◆ WHAT YOU ARE ASKED TO DO ◆
Search the material for the word "rzeczowników" and copy each line that holds it.

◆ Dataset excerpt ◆
···

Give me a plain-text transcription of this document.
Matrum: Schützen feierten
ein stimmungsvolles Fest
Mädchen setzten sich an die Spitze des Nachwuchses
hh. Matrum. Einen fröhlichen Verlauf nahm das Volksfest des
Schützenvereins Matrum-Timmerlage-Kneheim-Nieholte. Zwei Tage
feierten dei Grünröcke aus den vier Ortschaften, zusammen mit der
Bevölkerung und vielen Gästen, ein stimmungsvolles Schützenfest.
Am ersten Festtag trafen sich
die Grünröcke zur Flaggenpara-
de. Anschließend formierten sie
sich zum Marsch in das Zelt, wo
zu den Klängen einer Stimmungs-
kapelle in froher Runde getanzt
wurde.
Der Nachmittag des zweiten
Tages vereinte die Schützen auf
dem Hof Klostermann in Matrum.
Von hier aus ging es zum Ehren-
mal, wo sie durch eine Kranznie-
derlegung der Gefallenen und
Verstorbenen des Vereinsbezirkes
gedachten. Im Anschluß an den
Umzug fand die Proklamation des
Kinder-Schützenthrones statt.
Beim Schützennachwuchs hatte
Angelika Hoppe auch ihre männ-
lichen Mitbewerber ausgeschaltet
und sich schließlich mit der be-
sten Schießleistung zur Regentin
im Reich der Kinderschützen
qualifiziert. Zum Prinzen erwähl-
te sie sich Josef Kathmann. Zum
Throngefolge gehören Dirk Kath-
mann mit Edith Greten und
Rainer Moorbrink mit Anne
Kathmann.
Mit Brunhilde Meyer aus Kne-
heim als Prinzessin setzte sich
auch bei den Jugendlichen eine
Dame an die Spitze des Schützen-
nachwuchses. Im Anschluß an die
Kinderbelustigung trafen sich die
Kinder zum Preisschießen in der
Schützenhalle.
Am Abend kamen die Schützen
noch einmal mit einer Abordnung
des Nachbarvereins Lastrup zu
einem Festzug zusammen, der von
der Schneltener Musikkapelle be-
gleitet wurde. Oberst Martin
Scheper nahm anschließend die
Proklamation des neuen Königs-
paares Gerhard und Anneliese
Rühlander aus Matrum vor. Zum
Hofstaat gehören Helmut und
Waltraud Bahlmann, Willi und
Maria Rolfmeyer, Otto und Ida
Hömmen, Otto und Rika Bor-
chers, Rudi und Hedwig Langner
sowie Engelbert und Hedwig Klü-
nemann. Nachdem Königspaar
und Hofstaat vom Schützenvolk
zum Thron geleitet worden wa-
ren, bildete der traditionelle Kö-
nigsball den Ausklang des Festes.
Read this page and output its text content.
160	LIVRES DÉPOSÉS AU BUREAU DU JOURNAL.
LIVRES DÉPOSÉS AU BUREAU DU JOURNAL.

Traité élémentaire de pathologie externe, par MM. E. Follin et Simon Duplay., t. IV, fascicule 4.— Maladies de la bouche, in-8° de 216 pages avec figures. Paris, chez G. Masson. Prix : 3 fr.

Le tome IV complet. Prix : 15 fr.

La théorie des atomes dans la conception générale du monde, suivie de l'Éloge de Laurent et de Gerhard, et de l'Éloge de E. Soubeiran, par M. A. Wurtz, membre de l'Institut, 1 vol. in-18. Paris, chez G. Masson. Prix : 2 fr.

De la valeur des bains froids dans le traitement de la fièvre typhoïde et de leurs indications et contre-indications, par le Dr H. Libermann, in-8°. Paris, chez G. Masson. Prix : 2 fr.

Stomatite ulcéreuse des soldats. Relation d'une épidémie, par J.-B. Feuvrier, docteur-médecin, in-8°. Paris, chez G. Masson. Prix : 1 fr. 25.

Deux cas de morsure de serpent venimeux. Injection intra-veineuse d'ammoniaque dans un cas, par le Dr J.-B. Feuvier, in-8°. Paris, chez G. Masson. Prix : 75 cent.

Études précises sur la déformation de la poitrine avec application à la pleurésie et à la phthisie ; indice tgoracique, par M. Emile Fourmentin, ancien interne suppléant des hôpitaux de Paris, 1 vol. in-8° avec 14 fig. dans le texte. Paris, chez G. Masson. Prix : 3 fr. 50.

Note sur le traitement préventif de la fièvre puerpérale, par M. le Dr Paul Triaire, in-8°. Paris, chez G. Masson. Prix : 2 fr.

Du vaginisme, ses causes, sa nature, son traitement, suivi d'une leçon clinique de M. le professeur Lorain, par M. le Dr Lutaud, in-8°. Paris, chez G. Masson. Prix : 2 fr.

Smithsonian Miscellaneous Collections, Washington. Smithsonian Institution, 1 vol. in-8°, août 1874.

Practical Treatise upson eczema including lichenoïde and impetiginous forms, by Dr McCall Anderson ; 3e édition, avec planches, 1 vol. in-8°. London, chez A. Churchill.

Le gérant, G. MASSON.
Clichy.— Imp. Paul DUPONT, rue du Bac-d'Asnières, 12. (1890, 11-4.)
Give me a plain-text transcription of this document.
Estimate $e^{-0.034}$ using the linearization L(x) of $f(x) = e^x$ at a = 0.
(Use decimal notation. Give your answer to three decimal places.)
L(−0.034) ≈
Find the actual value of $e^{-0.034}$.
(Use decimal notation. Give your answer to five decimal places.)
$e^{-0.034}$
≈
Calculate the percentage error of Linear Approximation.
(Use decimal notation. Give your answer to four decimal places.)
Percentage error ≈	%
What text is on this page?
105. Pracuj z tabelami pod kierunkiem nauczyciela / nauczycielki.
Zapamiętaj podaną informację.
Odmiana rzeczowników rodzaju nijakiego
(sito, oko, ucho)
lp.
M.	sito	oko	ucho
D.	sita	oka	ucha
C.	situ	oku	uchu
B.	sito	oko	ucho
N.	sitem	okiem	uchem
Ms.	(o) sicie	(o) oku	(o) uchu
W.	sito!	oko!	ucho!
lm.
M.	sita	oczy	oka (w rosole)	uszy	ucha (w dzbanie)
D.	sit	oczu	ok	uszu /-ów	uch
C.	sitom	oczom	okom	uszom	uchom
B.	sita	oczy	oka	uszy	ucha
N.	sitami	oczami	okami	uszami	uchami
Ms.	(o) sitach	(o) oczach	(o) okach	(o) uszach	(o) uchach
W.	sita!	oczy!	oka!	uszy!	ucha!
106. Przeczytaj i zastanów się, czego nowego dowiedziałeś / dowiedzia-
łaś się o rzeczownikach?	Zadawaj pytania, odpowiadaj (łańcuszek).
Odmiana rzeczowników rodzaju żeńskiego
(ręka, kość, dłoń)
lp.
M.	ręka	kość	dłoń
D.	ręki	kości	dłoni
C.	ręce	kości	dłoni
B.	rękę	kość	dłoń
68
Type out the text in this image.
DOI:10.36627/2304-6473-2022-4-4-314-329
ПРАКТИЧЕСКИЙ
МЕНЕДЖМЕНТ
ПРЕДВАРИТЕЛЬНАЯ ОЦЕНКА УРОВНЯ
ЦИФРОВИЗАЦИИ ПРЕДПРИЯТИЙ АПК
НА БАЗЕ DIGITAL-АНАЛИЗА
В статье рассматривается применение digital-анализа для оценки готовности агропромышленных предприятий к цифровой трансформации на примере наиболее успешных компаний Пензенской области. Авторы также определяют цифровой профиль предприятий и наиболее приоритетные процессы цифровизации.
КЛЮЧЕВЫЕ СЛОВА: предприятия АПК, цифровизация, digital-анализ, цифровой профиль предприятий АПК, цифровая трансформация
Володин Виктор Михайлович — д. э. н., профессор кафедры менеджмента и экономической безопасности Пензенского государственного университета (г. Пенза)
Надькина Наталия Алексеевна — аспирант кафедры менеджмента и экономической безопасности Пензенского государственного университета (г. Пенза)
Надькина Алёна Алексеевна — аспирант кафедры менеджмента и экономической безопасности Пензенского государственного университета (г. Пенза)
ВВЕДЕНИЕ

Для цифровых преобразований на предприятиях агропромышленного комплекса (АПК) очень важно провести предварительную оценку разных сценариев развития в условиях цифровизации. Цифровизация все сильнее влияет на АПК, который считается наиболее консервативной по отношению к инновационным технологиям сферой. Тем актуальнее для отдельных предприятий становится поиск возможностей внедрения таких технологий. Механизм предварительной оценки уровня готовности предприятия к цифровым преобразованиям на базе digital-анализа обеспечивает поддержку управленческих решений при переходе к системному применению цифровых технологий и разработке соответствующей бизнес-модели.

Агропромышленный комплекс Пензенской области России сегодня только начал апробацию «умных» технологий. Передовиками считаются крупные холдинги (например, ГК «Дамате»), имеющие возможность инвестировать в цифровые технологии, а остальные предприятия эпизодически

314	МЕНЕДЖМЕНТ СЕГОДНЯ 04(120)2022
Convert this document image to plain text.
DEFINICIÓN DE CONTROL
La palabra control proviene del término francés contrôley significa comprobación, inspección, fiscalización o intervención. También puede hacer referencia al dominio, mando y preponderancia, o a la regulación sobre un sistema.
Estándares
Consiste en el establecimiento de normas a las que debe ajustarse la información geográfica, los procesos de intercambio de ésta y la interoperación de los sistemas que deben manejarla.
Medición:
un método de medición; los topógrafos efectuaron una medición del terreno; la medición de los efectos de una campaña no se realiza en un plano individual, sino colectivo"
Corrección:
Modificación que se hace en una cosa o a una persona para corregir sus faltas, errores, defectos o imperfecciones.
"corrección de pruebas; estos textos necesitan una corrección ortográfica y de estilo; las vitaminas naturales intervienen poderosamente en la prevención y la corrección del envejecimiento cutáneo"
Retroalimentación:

···

◆ SOLVED PROBLEM ◆
Odmiana rzeczowników rodzaju nijakiego
Odmiana rzeczowników rodzaju żeńskiego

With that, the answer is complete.